**WORK TO COMPLETE**.
Answer with one number: how many lines hold "text".
=======
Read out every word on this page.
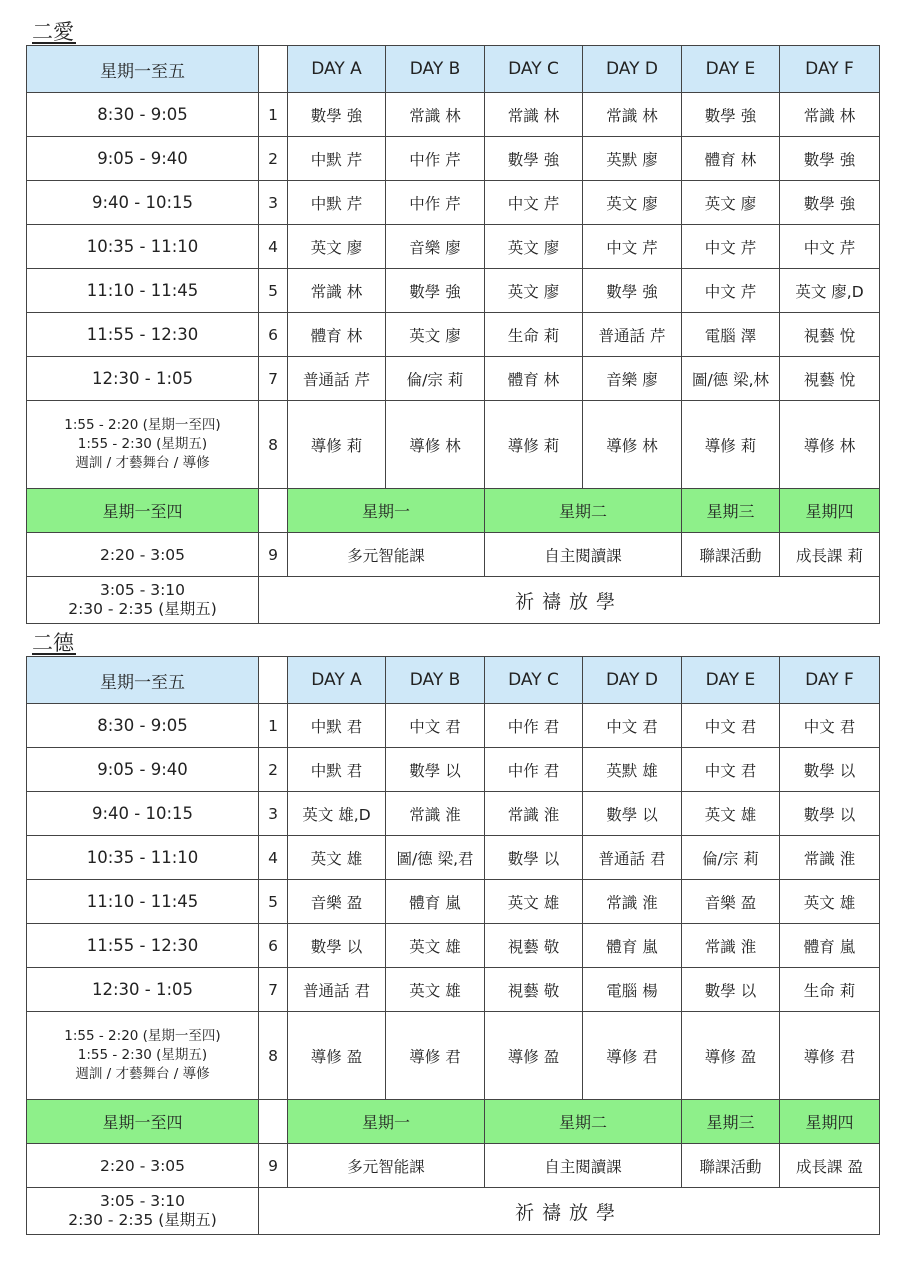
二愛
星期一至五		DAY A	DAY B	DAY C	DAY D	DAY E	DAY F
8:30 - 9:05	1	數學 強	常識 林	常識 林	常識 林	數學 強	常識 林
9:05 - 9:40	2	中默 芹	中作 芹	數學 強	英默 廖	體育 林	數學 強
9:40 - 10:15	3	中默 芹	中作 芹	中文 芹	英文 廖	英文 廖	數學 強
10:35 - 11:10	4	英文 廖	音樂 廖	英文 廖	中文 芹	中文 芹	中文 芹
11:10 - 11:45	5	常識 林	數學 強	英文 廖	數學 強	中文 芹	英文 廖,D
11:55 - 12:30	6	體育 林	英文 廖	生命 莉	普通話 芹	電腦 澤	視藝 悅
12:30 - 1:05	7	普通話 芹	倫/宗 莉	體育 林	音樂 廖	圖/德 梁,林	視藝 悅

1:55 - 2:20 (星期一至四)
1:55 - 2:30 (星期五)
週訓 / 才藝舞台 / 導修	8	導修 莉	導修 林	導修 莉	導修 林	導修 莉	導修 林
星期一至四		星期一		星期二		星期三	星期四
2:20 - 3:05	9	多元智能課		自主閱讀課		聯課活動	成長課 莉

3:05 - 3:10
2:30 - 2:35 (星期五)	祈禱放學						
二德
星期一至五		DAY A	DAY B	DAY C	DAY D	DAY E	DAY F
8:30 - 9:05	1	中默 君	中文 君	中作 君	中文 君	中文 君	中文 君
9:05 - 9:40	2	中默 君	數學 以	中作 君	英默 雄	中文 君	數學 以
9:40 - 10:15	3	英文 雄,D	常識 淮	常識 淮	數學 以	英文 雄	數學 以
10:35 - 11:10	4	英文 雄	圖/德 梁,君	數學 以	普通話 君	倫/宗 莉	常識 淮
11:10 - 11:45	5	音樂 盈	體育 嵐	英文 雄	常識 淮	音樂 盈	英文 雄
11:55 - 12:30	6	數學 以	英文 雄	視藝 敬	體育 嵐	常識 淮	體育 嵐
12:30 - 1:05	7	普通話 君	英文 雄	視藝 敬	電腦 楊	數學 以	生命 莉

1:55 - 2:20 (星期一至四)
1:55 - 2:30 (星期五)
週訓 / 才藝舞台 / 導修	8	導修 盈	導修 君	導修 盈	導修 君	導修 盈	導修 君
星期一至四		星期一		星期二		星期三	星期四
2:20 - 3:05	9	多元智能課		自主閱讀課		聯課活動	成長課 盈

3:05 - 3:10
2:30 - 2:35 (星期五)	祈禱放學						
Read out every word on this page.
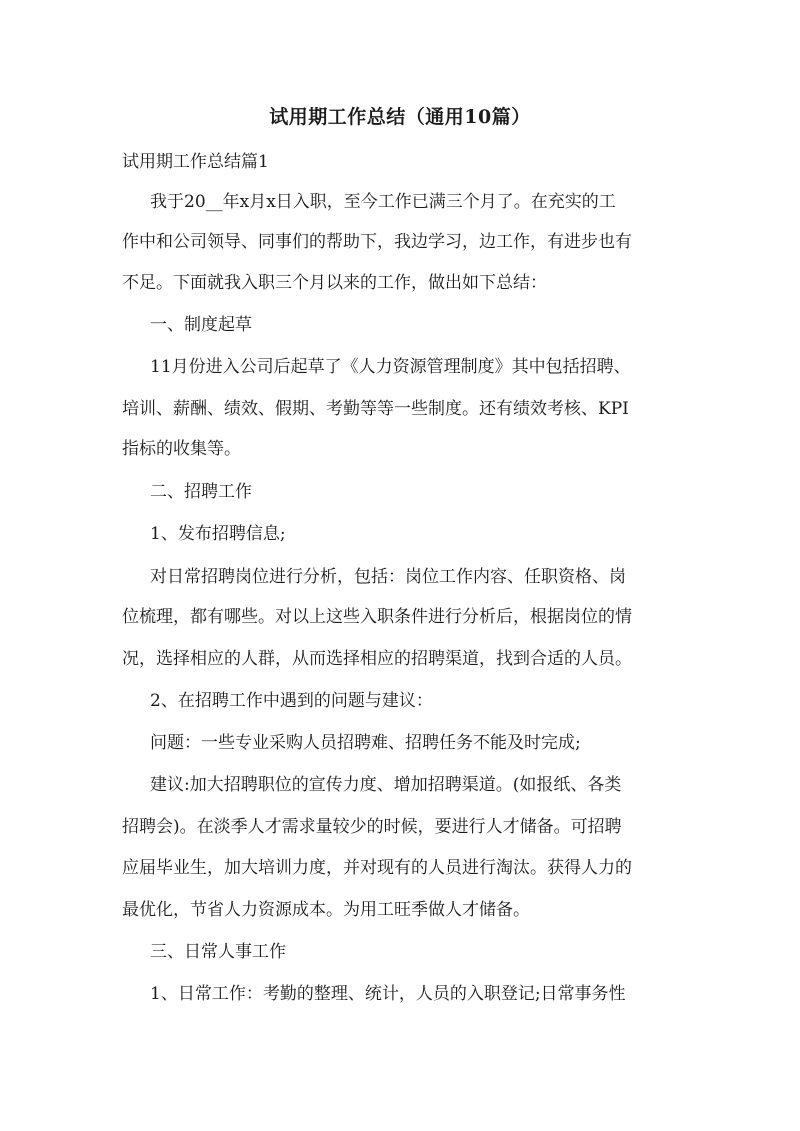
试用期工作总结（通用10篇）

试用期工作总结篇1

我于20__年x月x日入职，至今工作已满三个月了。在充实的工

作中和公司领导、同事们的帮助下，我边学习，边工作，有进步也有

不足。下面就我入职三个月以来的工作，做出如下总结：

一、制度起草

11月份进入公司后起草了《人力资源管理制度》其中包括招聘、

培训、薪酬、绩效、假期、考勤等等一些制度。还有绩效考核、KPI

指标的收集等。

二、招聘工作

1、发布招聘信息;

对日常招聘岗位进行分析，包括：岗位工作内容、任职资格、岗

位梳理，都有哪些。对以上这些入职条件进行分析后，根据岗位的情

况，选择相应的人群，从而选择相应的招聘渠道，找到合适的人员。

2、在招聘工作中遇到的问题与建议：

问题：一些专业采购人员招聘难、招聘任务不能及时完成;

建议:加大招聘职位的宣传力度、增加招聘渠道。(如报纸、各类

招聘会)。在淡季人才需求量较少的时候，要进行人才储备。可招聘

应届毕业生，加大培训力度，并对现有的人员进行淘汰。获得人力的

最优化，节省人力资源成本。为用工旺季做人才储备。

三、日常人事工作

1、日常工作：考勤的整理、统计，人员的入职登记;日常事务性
=======
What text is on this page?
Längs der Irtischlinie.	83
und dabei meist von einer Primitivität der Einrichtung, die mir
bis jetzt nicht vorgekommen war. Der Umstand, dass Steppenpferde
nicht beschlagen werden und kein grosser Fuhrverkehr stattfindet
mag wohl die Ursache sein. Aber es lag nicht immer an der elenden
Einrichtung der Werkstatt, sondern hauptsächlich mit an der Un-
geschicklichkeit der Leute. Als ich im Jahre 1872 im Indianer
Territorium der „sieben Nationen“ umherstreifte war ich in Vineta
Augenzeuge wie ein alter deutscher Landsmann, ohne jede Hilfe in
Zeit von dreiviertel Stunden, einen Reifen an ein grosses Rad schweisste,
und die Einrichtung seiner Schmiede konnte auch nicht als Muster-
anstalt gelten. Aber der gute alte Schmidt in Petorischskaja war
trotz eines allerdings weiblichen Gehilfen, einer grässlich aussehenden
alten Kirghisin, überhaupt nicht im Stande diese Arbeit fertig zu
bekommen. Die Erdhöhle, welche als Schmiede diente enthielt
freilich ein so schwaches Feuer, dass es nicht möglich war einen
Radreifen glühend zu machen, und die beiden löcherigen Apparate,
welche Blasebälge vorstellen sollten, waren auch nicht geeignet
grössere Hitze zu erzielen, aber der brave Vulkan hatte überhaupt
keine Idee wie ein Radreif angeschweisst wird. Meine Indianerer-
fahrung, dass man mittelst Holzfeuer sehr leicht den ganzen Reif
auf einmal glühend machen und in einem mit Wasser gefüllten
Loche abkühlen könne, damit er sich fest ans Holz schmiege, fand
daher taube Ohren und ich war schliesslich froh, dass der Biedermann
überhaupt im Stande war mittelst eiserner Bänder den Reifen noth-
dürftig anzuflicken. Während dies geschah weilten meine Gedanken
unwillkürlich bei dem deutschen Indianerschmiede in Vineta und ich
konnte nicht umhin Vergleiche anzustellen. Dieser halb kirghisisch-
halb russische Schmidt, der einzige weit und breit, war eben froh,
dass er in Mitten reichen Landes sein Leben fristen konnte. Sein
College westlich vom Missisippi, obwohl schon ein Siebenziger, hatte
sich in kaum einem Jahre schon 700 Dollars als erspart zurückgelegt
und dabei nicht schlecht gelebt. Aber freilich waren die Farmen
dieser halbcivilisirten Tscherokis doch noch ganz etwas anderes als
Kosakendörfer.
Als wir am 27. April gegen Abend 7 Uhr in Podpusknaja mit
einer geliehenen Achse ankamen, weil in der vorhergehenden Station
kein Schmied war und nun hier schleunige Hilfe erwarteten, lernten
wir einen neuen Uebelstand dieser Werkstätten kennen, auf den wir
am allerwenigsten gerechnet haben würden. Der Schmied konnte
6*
=======
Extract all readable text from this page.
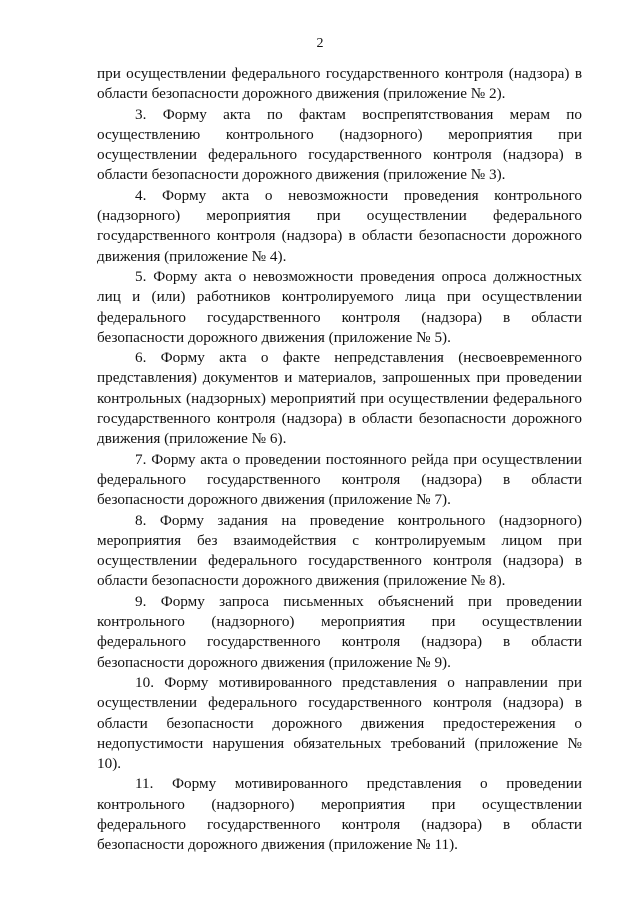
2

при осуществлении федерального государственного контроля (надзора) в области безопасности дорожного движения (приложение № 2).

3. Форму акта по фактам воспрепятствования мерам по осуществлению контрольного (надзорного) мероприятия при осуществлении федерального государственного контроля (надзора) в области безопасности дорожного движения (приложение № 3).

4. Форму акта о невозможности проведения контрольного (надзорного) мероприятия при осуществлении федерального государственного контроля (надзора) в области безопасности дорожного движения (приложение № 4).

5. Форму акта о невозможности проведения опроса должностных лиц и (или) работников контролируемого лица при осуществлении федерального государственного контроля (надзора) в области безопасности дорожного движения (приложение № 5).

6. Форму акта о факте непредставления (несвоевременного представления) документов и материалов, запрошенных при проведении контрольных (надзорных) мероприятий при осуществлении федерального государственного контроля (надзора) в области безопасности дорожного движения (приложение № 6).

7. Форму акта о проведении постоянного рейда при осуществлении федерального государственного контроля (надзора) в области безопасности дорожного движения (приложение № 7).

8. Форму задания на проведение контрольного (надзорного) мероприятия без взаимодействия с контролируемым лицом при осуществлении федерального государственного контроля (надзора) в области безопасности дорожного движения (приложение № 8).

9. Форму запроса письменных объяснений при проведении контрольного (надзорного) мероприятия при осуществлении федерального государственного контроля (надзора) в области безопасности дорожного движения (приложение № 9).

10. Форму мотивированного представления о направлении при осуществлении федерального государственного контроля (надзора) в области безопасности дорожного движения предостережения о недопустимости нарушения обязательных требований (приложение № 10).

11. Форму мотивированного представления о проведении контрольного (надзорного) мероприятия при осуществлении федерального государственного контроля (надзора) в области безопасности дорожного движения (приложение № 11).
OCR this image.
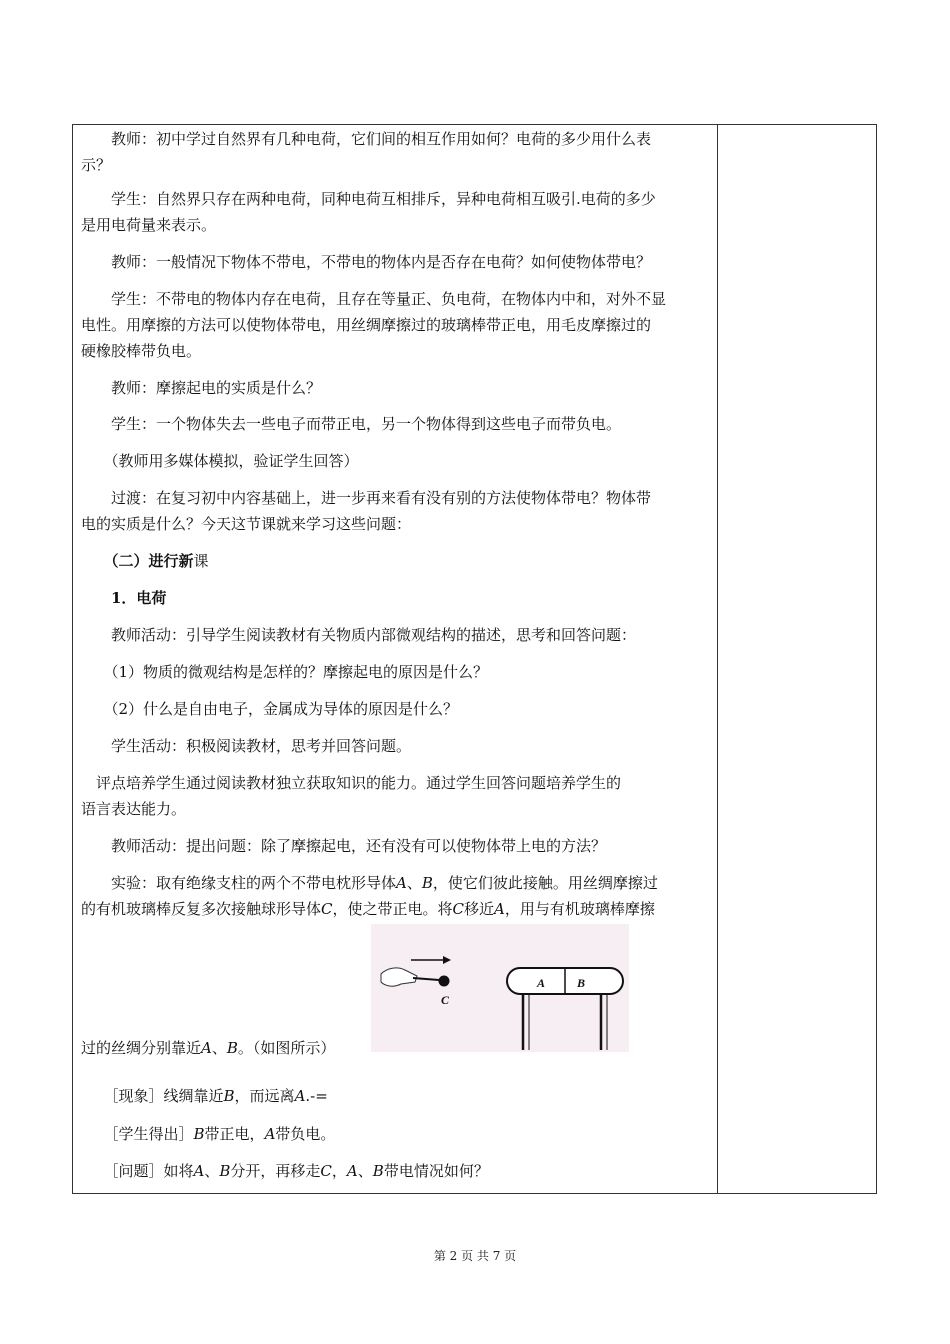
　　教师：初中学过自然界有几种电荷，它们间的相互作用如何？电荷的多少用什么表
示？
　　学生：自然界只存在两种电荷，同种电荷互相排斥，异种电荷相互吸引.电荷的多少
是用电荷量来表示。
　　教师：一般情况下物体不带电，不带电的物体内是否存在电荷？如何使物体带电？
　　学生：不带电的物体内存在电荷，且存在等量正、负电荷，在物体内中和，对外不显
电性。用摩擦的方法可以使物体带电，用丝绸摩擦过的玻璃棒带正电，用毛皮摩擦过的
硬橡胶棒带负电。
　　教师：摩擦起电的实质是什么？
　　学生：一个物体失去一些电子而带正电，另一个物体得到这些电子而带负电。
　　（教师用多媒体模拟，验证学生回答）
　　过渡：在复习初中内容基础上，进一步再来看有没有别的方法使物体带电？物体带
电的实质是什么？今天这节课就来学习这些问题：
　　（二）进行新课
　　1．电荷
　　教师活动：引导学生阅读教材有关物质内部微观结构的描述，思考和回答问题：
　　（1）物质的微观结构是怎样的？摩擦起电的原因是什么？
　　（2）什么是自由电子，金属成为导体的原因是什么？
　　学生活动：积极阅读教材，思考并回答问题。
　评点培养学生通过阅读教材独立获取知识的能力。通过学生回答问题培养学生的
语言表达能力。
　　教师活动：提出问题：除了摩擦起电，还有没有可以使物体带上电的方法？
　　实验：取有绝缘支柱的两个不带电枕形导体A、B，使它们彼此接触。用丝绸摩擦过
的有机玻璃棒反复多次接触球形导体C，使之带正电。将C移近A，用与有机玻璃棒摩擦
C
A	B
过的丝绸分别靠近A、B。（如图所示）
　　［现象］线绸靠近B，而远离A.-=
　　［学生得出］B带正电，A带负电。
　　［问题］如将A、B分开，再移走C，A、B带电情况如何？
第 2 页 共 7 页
=======
**RESPONSE TO THIS TASK**.
2